• _To be done_:
Wherever the string "caption" appears in the listing, copy that line.

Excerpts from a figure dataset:

• • • • •

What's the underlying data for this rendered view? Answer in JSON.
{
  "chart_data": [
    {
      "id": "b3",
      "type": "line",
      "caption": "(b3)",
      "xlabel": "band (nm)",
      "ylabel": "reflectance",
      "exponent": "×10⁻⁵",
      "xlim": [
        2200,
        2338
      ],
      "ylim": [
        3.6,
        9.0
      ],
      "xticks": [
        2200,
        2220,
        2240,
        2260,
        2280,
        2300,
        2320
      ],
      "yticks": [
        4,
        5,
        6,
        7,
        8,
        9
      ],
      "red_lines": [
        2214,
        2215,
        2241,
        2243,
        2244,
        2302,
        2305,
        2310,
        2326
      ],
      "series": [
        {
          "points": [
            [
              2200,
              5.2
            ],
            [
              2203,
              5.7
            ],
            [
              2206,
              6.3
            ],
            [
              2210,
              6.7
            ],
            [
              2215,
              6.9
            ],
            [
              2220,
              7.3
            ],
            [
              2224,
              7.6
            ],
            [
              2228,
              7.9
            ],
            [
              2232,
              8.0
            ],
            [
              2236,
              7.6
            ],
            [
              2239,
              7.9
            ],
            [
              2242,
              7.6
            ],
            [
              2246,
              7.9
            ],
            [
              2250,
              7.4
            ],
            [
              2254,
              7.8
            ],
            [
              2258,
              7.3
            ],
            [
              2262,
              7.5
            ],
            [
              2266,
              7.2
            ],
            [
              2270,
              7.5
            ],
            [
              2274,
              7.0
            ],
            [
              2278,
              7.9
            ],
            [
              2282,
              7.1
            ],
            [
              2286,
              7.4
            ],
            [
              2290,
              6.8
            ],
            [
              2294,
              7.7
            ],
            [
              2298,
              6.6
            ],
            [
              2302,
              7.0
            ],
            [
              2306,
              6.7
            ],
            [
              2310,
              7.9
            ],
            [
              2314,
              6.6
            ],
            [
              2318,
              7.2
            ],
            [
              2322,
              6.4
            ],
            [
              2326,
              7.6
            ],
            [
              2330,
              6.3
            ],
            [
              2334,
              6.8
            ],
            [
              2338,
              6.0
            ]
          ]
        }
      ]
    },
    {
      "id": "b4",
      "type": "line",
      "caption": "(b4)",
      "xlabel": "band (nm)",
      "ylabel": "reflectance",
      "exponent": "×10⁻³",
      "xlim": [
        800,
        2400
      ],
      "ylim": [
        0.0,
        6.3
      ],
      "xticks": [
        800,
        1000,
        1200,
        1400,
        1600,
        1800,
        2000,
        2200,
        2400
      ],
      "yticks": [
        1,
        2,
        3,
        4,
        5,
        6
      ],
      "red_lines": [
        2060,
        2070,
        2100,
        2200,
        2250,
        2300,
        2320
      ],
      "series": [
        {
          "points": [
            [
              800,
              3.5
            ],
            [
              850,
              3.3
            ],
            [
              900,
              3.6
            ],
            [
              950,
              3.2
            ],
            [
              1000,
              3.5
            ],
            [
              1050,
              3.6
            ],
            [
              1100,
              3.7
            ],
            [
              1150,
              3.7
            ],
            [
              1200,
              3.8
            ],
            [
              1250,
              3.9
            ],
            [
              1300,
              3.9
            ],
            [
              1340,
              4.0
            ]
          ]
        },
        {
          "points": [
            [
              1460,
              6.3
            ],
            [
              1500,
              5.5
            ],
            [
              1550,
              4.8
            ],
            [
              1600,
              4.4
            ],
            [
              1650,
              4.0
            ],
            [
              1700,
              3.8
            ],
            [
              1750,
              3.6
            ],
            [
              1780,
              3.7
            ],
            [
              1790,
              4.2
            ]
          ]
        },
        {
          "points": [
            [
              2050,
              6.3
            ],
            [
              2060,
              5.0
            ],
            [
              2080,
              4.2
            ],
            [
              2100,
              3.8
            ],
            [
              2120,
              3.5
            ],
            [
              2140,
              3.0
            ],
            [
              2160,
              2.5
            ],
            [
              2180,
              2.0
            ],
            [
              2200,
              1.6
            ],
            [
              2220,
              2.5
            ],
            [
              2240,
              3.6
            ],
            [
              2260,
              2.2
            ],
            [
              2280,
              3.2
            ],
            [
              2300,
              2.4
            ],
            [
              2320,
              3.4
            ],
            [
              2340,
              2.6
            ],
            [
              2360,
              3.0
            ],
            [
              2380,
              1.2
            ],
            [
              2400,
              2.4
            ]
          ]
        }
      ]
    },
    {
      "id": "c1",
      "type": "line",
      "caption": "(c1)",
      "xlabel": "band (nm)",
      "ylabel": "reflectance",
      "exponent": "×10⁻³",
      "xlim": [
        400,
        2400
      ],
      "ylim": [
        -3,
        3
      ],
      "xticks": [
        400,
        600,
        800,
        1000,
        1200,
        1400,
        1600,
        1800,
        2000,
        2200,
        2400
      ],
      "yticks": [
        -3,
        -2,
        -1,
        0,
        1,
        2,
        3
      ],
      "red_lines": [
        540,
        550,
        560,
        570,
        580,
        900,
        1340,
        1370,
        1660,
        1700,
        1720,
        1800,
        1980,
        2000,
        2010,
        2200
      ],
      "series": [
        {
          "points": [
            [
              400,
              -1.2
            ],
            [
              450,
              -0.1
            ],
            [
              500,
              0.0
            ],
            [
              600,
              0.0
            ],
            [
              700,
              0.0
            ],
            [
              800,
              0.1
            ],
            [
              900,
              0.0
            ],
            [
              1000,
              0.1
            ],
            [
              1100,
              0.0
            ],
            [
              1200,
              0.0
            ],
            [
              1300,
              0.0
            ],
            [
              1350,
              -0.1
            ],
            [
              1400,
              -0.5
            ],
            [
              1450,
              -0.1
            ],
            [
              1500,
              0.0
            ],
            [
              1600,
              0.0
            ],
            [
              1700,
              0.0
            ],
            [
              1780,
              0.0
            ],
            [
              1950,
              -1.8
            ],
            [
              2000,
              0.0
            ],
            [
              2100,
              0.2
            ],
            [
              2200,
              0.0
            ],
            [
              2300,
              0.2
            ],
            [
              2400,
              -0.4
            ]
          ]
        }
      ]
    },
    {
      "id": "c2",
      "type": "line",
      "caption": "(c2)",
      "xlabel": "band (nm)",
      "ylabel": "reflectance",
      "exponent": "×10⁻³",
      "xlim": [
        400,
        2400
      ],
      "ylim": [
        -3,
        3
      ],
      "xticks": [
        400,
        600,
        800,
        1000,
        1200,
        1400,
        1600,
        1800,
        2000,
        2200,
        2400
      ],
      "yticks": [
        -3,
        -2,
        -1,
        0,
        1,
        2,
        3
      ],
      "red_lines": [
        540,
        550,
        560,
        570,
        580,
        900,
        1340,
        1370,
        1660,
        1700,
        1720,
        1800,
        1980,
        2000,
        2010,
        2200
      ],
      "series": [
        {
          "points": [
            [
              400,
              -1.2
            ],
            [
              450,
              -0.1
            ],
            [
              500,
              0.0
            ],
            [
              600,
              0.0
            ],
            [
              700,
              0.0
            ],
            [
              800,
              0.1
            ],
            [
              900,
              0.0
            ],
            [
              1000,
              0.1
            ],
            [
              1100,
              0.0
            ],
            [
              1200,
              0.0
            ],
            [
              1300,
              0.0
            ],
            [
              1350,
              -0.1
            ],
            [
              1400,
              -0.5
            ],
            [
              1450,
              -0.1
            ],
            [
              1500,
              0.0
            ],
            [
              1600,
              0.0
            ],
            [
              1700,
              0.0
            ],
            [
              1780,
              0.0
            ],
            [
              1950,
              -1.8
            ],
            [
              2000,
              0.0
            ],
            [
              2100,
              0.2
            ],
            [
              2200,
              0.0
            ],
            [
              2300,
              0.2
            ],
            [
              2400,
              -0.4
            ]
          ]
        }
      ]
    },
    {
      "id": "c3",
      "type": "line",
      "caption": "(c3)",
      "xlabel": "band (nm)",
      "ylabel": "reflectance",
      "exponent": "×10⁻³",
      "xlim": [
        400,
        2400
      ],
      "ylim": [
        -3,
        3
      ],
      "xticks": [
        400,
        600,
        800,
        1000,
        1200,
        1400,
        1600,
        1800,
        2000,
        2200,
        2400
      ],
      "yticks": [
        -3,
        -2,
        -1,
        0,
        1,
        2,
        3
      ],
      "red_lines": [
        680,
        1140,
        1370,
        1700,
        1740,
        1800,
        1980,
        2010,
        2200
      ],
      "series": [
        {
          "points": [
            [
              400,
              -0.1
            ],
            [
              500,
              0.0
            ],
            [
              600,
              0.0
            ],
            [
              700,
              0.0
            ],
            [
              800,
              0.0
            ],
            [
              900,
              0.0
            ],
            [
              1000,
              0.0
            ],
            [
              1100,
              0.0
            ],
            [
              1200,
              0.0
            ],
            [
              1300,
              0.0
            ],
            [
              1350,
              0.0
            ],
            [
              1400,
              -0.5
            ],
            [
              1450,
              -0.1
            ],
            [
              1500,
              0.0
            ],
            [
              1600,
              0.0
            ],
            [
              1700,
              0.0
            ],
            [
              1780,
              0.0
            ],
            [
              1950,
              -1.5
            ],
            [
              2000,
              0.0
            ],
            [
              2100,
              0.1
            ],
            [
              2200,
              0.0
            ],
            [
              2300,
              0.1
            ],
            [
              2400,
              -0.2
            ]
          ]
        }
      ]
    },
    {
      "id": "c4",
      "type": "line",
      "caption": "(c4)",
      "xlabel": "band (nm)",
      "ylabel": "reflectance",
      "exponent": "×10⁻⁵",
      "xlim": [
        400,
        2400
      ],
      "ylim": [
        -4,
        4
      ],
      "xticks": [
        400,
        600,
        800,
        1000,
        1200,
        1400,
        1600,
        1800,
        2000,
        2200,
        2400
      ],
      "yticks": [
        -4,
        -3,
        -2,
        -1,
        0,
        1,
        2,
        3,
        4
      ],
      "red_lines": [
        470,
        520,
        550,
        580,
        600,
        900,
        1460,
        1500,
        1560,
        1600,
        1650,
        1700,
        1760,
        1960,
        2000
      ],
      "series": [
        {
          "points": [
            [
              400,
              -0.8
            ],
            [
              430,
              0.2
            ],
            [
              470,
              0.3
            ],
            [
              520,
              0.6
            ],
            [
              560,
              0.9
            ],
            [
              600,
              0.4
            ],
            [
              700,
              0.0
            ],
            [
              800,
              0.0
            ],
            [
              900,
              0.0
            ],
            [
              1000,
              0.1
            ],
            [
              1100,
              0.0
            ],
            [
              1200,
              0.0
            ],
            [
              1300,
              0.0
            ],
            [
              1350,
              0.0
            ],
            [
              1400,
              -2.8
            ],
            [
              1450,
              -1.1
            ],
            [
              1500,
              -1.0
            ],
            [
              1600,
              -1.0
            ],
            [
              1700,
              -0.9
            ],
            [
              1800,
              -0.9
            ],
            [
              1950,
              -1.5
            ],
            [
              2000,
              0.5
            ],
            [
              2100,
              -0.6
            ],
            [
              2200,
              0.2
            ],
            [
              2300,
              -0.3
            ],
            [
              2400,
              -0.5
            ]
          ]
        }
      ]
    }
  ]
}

• • • • •

• _The output_:
      "caption": "(b3)",
      "caption": "(b4)",
      "caption": "(c1)",
      "caption": "(c2)",
      "caption": "(c3)",
      "caption": "(c4)",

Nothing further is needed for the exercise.